- _MATERIALS PROVIDED_:
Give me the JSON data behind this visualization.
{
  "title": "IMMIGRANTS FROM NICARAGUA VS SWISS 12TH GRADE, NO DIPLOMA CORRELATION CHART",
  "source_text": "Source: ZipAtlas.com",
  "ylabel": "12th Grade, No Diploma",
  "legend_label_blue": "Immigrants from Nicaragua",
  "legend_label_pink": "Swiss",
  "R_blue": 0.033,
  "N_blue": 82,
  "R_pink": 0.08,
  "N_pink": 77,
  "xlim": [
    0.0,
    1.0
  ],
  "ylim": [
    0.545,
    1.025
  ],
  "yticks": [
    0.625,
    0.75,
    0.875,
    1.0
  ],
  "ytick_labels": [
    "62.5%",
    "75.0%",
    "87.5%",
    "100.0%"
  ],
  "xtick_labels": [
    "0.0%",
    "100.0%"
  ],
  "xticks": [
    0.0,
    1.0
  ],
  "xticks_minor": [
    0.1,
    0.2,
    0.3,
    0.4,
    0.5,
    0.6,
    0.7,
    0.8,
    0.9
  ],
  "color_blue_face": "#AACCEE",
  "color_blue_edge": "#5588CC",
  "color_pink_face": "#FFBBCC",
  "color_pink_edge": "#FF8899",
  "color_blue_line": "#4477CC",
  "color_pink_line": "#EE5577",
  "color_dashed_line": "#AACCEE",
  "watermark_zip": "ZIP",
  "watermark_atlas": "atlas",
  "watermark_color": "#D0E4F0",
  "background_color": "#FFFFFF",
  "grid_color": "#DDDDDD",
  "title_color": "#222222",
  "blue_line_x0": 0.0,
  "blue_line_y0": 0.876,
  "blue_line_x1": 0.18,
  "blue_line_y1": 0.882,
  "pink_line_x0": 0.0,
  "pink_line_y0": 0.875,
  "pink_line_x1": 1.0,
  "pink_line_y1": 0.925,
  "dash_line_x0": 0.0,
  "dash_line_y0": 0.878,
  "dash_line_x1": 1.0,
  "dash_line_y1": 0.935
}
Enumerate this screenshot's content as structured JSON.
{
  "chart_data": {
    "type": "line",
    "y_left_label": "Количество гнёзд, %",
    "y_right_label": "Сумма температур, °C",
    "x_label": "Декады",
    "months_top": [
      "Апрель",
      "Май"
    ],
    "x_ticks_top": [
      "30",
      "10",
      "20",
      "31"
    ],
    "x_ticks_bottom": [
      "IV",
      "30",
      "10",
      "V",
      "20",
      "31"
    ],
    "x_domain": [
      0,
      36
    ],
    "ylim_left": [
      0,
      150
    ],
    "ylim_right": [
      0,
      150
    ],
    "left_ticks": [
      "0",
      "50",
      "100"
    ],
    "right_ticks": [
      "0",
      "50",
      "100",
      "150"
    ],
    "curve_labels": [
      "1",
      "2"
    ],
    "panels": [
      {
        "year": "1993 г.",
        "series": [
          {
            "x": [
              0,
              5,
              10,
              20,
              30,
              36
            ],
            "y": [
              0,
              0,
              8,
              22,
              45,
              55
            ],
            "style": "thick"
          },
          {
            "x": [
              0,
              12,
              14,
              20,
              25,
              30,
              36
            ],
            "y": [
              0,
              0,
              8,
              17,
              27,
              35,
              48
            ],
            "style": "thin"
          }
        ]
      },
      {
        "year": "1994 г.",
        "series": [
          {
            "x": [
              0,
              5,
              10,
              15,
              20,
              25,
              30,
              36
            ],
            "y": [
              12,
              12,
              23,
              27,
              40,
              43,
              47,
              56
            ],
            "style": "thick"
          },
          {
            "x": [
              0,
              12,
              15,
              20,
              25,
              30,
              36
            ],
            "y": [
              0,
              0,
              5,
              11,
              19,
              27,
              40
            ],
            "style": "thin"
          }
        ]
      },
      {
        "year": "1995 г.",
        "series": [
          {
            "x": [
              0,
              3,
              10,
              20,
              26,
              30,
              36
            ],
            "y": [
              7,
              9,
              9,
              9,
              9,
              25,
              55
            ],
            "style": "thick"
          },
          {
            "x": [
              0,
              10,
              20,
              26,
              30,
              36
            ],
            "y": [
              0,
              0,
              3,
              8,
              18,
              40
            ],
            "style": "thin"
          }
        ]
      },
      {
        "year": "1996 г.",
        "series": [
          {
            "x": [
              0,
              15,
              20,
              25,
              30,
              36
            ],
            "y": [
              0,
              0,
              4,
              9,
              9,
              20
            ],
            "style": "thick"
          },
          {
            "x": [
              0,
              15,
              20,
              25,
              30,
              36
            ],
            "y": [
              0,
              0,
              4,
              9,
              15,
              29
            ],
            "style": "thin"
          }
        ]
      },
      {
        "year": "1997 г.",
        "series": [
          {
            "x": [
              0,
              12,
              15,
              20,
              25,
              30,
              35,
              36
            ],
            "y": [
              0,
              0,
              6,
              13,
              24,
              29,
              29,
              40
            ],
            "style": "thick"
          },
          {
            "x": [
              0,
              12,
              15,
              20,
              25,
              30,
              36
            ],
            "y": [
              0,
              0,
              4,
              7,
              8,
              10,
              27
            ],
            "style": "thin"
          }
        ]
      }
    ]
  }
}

- _YOUR TASK_: Hand back the material above in full, exactly as written.

- _RESULT_:
Give me the JSON data behind this visualization.
{
  "title": "IMMIGRANTS FROM NICARAGUA VS SWISS 12TH GRADE, NO DIPLOMA CORRELATION CHART",
  "source_text": "Source: ZipAtlas.com",
  "ylabel": "12th Grade, No Diploma",
  "legend_label_blue": "Immigrants from Nicaragua",
  "legend_label_pink": "Swiss",
  "R_blue": 0.033,
  "N_blue": 82,
  "R_pink": 0.08,
  "N_pink": 77,
  "xlim": [
    0.0,
    1.0
  ],
  "ylim": [
    0.545,
    1.025
  ],
  "yticks": [
    0.625,
    0.75,
    0.875,
    1.0
  ],
  "ytick_labels": [
    "62.5%",
    "75.0%",
    "87.5%",
    "100.0%"
  ],
  "xtick_labels": [
    "0.0%",
    "100.0%"
  ],
  "xticks": [
    0.0,
    1.0
  ],
  "xticks_minor": [
    0.1,
    0.2,
    0.3,
    0.4,
    0.5,
    0.6,
    0.7,
    0.8,
    0.9
  ],
  "color_blue_face": "#AACCEE",
  "color_blue_edge": "#5588CC",
  "color_pink_face": "#FFBBCC",
  "color_pink_edge": "#FF8899",
  "color_blue_line": "#4477CC",
  "color_pink_line": "#EE5577",
  "color_dashed_line": "#AACCEE",
  "watermark_zip": "ZIP",
  "watermark_atlas": "atlas",
  "watermark_color": "#D0E4F0",
  "background_color": "#FFFFFF",
  "grid_color": "#DDDDDD",
  "title_color": "#222222",
  "blue_line_x0": 0.0,
  "blue_line_y0": 0.876,
  "blue_line_x1": 0.18,
  "blue_line_y1": 0.882,
  "pink_line_x0": 0.0,
  "pink_line_y0": 0.875,
  "pink_line_x1": 1.0,
  "pink_line_y1": 0.925,
  "dash_line_x0": 0.0,
  "dash_line_y0": 0.878,
  "dash_line_x1": 1.0,
  "dash_line_y1": 0.935
}
Enumerate this screenshot's content as structured JSON.
{
  "chart_data": {
    "type": "line",
    "y_left_label": "Количество гнёзд, %",
    "y_right_label": "Сумма температур, °C",
    "x_label": "Декады",
    "months_top": [
      "Апрель",
      "Май"
    ],
    "x_ticks_top": [
      "30",
      "10",
      "20",
      "31"
    ],
    "x_ticks_bottom": [
      "IV",
      "30",
      "10",
      "V",
      "20",
      "31"
    ],
    "x_domain": [
      0,
      36
    ],
    "ylim_left": [
      0,
      150
    ],
    "ylim_right": [
      0,
      150
    ],
    "left_ticks": [
      "0",
      "50",
      "100"
    ],
    "right_ticks": [
      "0",
      "50",
      "100",
      "150"
    ],
    "curve_labels": [
      "1",
      "2"
    ],
    "panels": [
      {
        "year": "1993 г.",
        "series": [
          {
            "x": [
              0,
              5,
              10,
              20,
              30,
              36
            ],
            "y": [
              0,
              0,
              8,
              22,
              45,
              55
            ],
            "style": "thick"
          },
          {
            "x": [
              0,
              12,
              14,
              20,
              25,
              30,
              36
            ],
            "y": [
              0,
              0,
              8,
              17,
              27,
              35,
              48
            ],
            "style": "thin"
          }
        ]
      },
      {
        "year": "1994 г.",
        "series": [
          {
            "x": [
              0,
              5,
              10,
              15,
              20,
              25,
              30,
              36
            ],
            "y": [
              12,
              12,
              23,
              27,
              40,
              43,
              47,
              56
            ],
            "style": "thick"
          },
          {
            "x": [
              0,
              12,
              15,
              20,
              25,
              30,
              36
            ],
            "y": [
              0,
              0,
              5,
              11,
              19,
              27,
              40
            ],
            "style": "thin"
          }
        ]
      },
      {
        "year": "1995 г.",
        "series": [
          {
            "x": [
              0,
              3,
              10,
              20,
              26,
              30,
              36
            ],
            "y": [
              7,
              9,
              9,
              9,
              9,
              25,
              55
            ],
            "style": "thick"
          },
          {
            "x": [
              0,
              10,
              20,
              26,
              30,
              36
            ],
            "y": [
              0,
              0,
              3,
              8,
              18,
              40
            ],
            "style": "thin"
          }
        ]
      },
      {
        "year": "1996 г.",
        "series": [
          {
            "x": [
              0,
              15,
              20,
              25,
              30,
              36
            ],
            "y": [
              0,
              0,
              4,
              9,
              9,
              20
            ],
            "style": "thick"
          },
          {
            "x": [
              0,
              15,
              20,
              25,
              30,
              36
            ],
            "y": [
              0,
              0,
              4,
              9,
              15,
              29
            ],
            "style": "thin"
          }
        ]
      },
      {
        "year": "1997 г.",
        "series": [
          {
            "x": [
              0,
              12,
              15,
              20,
              25,
              30,
              35,
              36
            ],
            "y": [
              0,
              0,
              6,
              13,
              24,
              29,
              29,
              40
            ],
            "style": "thick"
          },
          {
            "x": [
              0,
              12,
              15,
              20,
              25,
              30,
              36
            ],
            "y": [
              0,
              0,
              4,
              7,
              8,
              10,
              27
            ],
            "style": "thin"
          }
        ]
      }
    ]
  }
}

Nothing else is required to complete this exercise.